Count how many lines include "chess" and answer with that number only.

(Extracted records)
_ _ _ _ _

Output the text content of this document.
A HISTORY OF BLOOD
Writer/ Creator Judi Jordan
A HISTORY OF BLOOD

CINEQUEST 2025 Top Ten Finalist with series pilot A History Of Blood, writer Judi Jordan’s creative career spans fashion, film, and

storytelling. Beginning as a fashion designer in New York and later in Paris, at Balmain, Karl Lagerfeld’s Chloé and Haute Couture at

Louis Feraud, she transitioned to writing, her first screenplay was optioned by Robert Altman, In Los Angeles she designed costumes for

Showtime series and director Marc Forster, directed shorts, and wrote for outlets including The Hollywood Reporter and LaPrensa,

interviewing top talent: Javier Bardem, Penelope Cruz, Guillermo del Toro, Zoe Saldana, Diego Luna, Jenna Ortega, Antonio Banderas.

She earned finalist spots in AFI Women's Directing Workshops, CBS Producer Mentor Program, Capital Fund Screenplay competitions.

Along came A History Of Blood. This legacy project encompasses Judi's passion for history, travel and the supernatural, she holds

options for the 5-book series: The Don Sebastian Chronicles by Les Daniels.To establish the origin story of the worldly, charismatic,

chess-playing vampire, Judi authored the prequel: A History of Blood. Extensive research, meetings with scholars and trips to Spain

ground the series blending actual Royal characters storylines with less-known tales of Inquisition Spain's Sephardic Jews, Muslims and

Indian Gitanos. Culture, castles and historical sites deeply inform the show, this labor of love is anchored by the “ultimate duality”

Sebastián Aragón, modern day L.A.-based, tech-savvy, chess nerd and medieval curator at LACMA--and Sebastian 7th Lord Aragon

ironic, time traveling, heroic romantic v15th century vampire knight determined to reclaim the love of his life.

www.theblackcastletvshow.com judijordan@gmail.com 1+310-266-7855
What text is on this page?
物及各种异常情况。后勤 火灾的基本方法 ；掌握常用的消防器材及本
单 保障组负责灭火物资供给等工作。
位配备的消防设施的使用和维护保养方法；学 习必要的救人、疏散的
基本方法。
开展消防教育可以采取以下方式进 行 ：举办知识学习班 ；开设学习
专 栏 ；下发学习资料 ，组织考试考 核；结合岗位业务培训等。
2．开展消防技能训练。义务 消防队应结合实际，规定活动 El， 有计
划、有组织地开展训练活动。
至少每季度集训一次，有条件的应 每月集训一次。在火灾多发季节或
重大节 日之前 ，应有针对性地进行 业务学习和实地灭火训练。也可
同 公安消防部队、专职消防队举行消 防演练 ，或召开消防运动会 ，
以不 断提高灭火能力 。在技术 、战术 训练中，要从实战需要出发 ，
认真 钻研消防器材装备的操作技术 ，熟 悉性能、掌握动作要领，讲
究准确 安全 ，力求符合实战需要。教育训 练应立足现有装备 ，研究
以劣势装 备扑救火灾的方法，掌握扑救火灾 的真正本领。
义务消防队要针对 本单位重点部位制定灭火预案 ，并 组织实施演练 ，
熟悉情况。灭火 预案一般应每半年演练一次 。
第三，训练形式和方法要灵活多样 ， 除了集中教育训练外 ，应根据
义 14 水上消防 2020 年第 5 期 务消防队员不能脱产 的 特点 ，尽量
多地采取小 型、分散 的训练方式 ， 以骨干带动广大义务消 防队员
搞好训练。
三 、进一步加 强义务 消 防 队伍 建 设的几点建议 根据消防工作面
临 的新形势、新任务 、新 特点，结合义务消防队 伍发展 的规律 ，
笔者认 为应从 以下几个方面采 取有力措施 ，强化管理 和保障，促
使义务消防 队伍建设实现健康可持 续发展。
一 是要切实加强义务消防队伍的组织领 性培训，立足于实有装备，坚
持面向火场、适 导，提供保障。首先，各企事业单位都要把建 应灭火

_ _ _ _ _

Task result:
2